→ **Aim of the exercise**
Write out each line of the listing as it stands, without the images.

>> BEGIN Record excerpts

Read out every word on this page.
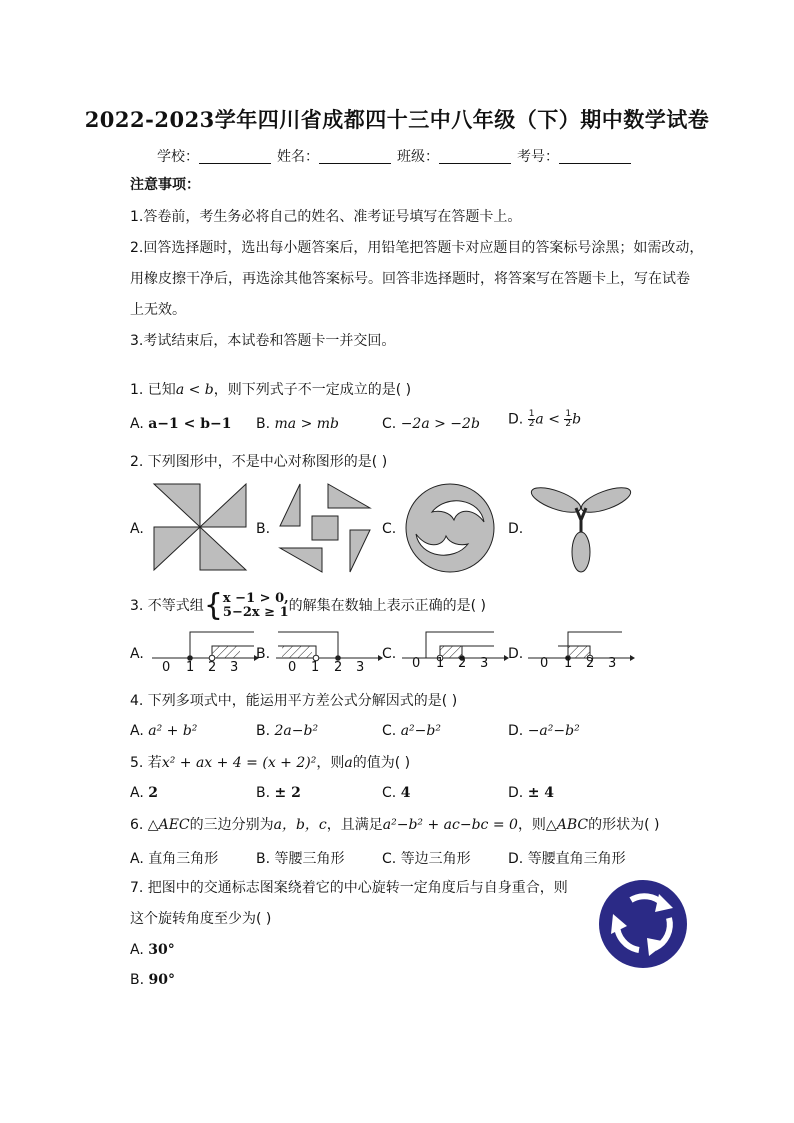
2022-2023学年四川省成都四十三中八年级（下）期中数学试卷
学校：	姓名：	班级：	考号：
注意事项：
1.答卷前，考生务必将自己的姓名、准考证号填写在答题卡上。
2.回答选择题时，选出每小题答案后，用铅笔把答题卡对应题目的答案标号涂黑；如需改动，
用橡皮擦干净后，再选涂其他答案标号。回答非选择题时，将答案写在答题卡上，写在试卷
上无效。
3.考试结束后，本试卷和答题卡一并交回。
1. 已知a < b，则下列式子不一定成立的是( )
A. a−1 < b−1 B. ma > mb	C. −2a > −2b D. $\frac{1}{2}$ $a < \frac{1}{2}$ b
2. 下列图形中，不是中心对称图形的是( )
A.	B.	C.	D.
3. 不等式组{ x −1 > 0,
5−2x ≥ 1 的解集在数轴上表示正确的是( )
A.
0 1 2 3
B.
0 1 2 3
C.
0 1 2 3
D.
0 1 2 3
4. 下列多项式中，能运用平方差公式分解因式的是( )
A. a² + b²	B. 2a−b²	C. a²−b²	D. −a²−b²
5. 若x² + ax + 4 = (x + 2)²，则a的值为( )
A. 2	B. ± 2	C. 4	D. ± 4
6. △AEC的三边分别为a，b，c，且满足a²−b² + ac−bc = 0，则△ABC的形状为( )
A. 直角三角形	B. 等腰三角形	C. 等边三角形	D. 等腰直角三角形
7. 把图中的交通标志图案绕着它的中心旋转一定角度后与自身重合，则
这个旋转角度至少为( )
A. 30°
B. 90°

>> END Record excerpts

→ **Answer to the task**
Read out every word on this page.
2022-2023学年四川省成都四十三中八年级（下）期中数学试卷
学校：	姓名：	班级：	考号：
注意事项：
1.答卷前，考生务必将自己的姓名、准考证号填写在答题卡上。
2.回答选择题时，选出每小题答案后，用铅笔把答题卡对应题目的答案标号涂黑；如需改动，
用橡皮擦干净后，再选涂其他答案标号。回答非选择题时，将答案写在答题卡上，写在试卷
上无效。
3.考试结束后，本试卷和答题卡一并交回。
1. 已知a < b，则下列式子不一定成立的是( )
A. a−1 < b−1 B. ma > mb	C. −2a > −2b D. $\frac{1}{2}$ $a < \frac{1}{2}$ b
2. 下列图形中，不是中心对称图形的是( )
A.	B.	C.	D.
3. 不等式组{ x −1 > 0,
5−2x ≥ 1 的解集在数轴上表示正确的是( )
A.
0 1 2 3
B.
0 1 2 3
C.
0 1 2 3
D.
0 1 2 3
4. 下列多项式中，能运用平方差公式分解因式的是( )
A. a² + b²	B. 2a−b²	C. a²−b²	D. −a²−b²
5. 若x² + ax + 4 = (x + 2)²，则a的值为( )
A. 2	B. ± 2	C. 4	D. ± 4
6. △AEC的三边分别为a，b，c，且满足a²−b² + ac−bc = 0，则△ABC的形状为( )
A. 直角三角形	B. 等腰三角形	C. 等边三角形	D. 等腰直角三角形
7. 把图中的交通标志图案绕着它的中心旋转一定角度后与自身重合，则
这个旋转角度至少为( )
A. 30°
B. 90°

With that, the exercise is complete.